§ What you are asked to do
Reproduce the records below in their entirety, character for character.

[begin Material provided]

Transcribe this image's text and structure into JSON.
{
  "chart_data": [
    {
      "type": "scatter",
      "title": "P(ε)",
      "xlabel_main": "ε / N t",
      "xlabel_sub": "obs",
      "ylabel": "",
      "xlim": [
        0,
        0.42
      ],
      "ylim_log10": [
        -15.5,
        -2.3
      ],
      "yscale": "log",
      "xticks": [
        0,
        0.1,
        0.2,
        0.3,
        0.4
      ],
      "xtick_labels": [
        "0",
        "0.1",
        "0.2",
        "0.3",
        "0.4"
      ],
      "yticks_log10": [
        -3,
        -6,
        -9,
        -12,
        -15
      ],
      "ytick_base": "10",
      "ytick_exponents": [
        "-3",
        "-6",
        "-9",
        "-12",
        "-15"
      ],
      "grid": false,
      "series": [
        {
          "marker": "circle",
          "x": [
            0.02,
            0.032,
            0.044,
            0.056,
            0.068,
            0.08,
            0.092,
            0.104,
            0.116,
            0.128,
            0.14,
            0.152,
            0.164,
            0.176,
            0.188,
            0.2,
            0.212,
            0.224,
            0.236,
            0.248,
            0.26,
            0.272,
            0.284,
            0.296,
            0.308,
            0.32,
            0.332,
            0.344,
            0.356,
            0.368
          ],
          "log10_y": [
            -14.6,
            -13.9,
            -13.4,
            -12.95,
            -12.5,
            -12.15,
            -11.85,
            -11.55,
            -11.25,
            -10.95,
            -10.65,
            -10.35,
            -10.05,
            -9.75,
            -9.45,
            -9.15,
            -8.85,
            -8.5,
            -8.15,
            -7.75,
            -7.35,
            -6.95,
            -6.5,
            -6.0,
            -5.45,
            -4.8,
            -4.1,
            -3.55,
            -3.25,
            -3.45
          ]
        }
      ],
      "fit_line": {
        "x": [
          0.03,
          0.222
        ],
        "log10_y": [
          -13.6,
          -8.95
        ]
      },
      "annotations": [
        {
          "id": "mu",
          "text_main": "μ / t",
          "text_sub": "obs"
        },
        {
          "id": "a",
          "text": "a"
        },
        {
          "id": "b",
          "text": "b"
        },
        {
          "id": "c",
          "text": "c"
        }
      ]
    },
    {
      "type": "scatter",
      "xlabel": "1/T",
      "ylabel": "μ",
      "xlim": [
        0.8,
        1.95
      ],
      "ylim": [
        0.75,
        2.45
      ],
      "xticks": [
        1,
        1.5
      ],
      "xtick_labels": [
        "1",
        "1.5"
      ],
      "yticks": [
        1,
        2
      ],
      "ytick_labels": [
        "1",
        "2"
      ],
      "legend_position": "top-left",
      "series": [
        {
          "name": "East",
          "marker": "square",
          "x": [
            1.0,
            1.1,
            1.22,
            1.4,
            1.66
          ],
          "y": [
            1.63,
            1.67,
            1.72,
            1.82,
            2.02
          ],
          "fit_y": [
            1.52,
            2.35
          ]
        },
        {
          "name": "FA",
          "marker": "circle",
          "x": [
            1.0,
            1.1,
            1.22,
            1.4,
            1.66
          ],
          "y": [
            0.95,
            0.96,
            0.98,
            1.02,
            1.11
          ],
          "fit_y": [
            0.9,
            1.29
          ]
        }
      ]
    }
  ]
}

[end Material provided]

§ Full solution
Transcribe this image's text and structure into JSON.
{
  "chart_data": [
    {
      "type": "scatter",
      "title": "P(ε)",
      "xlabel_main": "ε / N t",
      "xlabel_sub": "obs",
      "ylabel": "",
      "xlim": [
        0,
        0.42
      ],
      "ylim_log10": [
        -15.5,
        -2.3
      ],
      "yscale": "log",
      "xticks": [
        0,
        0.1,
        0.2,
        0.3,
        0.4
      ],
      "xtick_labels": [
        "0",
        "0.1",
        "0.2",
        "0.3",
        "0.4"
      ],
      "yticks_log10": [
        -3,
        -6,
        -9,
        -12,
        -15
      ],
      "ytick_base": "10",
      "ytick_exponents": [
        "-3",
        "-6",
        "-9",
        "-12",
        "-15"
      ],
      "grid": false,
      "series": [
        {
          "marker": "circle",
          "x": [
            0.02,
            0.032,
            0.044,
            0.056,
            0.068,
            0.08,
            0.092,
            0.104,
            0.116,
            0.128,
            0.14,
            0.152,
            0.164,
            0.176,
            0.188,
            0.2,
            0.212,
            0.224,
            0.236,
            0.248,
            0.26,
            0.272,
            0.284,
            0.296,
            0.308,
            0.32,
            0.332,
            0.344,
            0.356,
            0.368
          ],
          "log10_y": [
            -14.6,
            -13.9,
            -13.4,
            -12.95,
            -12.5,
            -12.15,
            -11.85,
            -11.55,
            -11.25,
            -10.95,
            -10.65,
            -10.35,
            -10.05,
            -9.75,
            -9.45,
            -9.15,
            -8.85,
            -8.5,
            -8.15,
            -7.75,
            -7.35,
            -6.95,
            -6.5,
            -6.0,
            -5.45,
            -4.8,
            -4.1,
            -3.55,
            -3.25,
            -3.45
          ]
        }
      ],
      "fit_line": {
        "x": [
          0.03,
          0.222
        ],
        "log10_y": [
          -13.6,
          -8.95
        ]
      },
      "annotations": [
        {
          "id": "mu",
          "text_main": "μ / t",
          "text_sub": "obs"
        },
        {
          "id": "a",
          "text": "a"
        },
        {
          "id": "b",
          "text": "b"
        },
        {
          "id": "c",
          "text": "c"
        }
      ]
    },
    {
      "type": "scatter",
      "xlabel": "1/T",
      "ylabel": "μ",
      "xlim": [
        0.8,
        1.95
      ],
      "ylim": [
        0.75,
        2.45
      ],
      "xticks": [
        1,
        1.5
      ],
      "xtick_labels": [
        "1",
        "1.5"
      ],
      "yticks": [
        1,
        2
      ],
      "ytick_labels": [
        "1",
        "2"
      ],
      "legend_position": "top-left",
      "series": [
        {
          "name": "East",
          "marker": "square",
          "x": [
            1.0,
            1.1,
            1.22,
            1.4,
            1.66
          ],
          "y": [
            1.63,
            1.67,
            1.72,
            1.82,
            2.02
          ],
          "fit_y": [
            1.52,
            2.35
          ]
        },
        {
          "name": "FA",
          "marker": "circle",
          "x": [
            1.0,
            1.1,
            1.22,
            1.4,
            1.66
          ],
          "y": [
            0.95,
            0.96,
            0.98,
            1.02,
            1.11
          ],
          "fit_y": [
            0.9,
            1.29
          ]
        }
      ]
    }
  ]
}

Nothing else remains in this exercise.